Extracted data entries
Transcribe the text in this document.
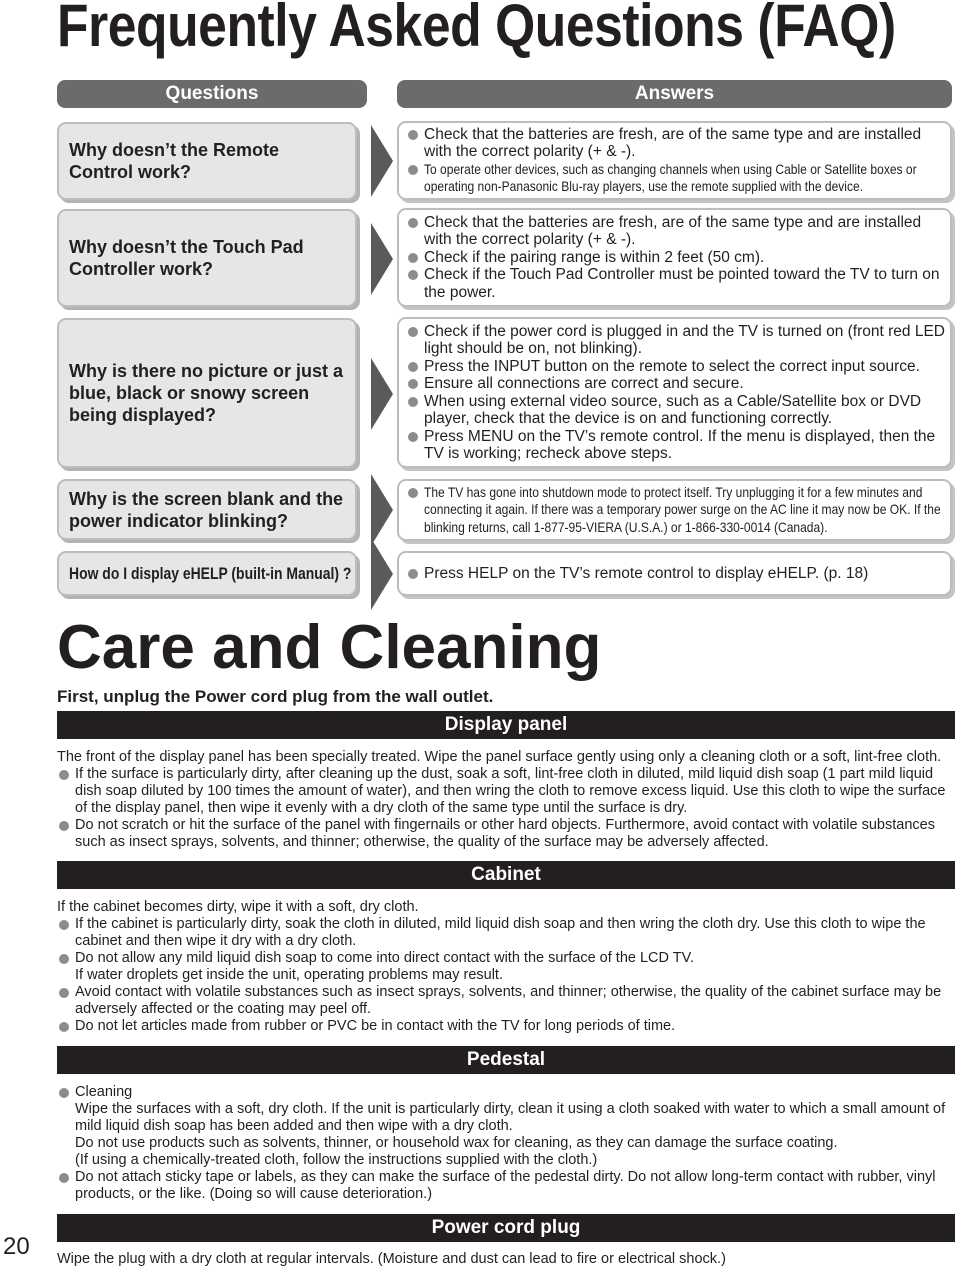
Frequently Asked Questions (FAQ)
Questions	Answers
Why doesn’t the Remote Control work?
Check that the batteries are fresh, are of the same type and are installed with the correct polarity (+ & -).
To operate other devices, such as changing channels when using Cable or Satellite boxes or operating non-Panasonic Blu-ray players, use the remote supplied with the device.
Why doesn’t the Touch Pad Controller work?
Check that the batteries are fresh, are of the same type and are installed with the correct polarity (+ & -).
Check if the pairing range is within 2 feet (50 cm).
Check if the Touch Pad Controller must be pointed toward the TV to turn on the power.
Why is there no picture or just a blue, black or snowy screen being displayed?
Check if the power cord is plugged in and the TV is turned on (front red LED light should be on, not blinking).
Press the INPUT button on the remote to select the correct input source.
Ensure all connections are correct and secure.
When using external video source, such as a Cable/Satellite box or DVD player, check that the device is on and functioning correctly.
Press MENU on the TV’s remote control. If the menu is displayed, then the TV is working; recheck above steps.
Why is the screen blank and the power indicator blinking?
The TV has gone into shutdown mode to protect itself. Try unplugging it for a few minutes and connecting it again. If there was a temporary power surge on the AC line it may now be OK. If the blinking returns, call 1-877-95-VIERA (U.S.A.) or 1-866-330-0014 (Canada).
How do I display eHELP (built-in Manual) ?	Press HELP on the TV’s remote control to display eHELP. (p. 18)
Care and Cleaning
First, unplug the Power cord plug from the wall outlet.
Display panel
The front of the display panel has been specially treated. Wipe the panel surface gently using only a cleaning cloth or a soft, lint-free cloth.
If the surface is particularly dirty, after cleaning up the dust, soak a soft, lint-free cloth in diluted, mild liquid dish soap (1 part mild liquid dish soap diluted by 100 times the amount of water), and then wring the cloth to remove excess liquid. Use this cloth to wipe the surface of the display panel, then wipe it evenly with a dry cloth of the same type until the surface is dry.
Do not scratch or hit the surface of the panel with fingernails or other hard objects. Furthermore, avoid contact with volatile substances such as insect sprays, solvents, and thinner; otherwise, the quality of the surface may be adversely affected.
Cabinet
If the cabinet becomes dirty, wipe it with a soft, dry cloth.
If the cabinet is particularly dirty, soak the cloth in diluted, mild liquid dish soap and then wring the cloth dry. Use this cloth to wipe the cabinet and then wipe it dry with a dry cloth.
Do not allow any mild liquid dish soap to come into direct contact with the surface of the LCD TV.
If water droplets get inside the unit, operating problems may result.
Avoid contact with volatile substances such as insect sprays, solvents, and thinner; otherwise, the quality of the cabinet surface may be adversely affected or the coating may peel off.
Do not let articles made from rubber or PVC be in contact with the TV for long periods of time.
Pedestal
Cleaning
Wipe the surfaces with a soft, dry cloth. If the unit is particularly dirty, clean it using a cloth soaked with water to which a small amount of mild liquid dish soap has been added and then wipe with a dry cloth.
Do not use products such as solvents, thinner, or household wax for cleaning, as they can damage the surface coating.
(If using a chemically-treated cloth, follow the instructions supplied with the cloth.)
Do not attach sticky tape or labels, as they can make the surface of the pedestal dirty. Do not allow long-term contact with rubber, vinyl products, or the like. (Doing so will cause deterioration.)
Power cord plug
Wipe the plug with a dry cloth at regular intervals. (Moisture and dust can lead to fire or electrical shock.)
20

**Problem statement:** Take each line containing the string "Cable" and copy it out.

**Answer to this problem:**
To operate other devices, such as changing channels when using Cable or Satellite boxes or operating non-Panasonic Blu-ray players, use the remote supplied with the device.
When using external video source, such as a Cable/Satellite box or DVD player, check that the device is on and functioning correctly.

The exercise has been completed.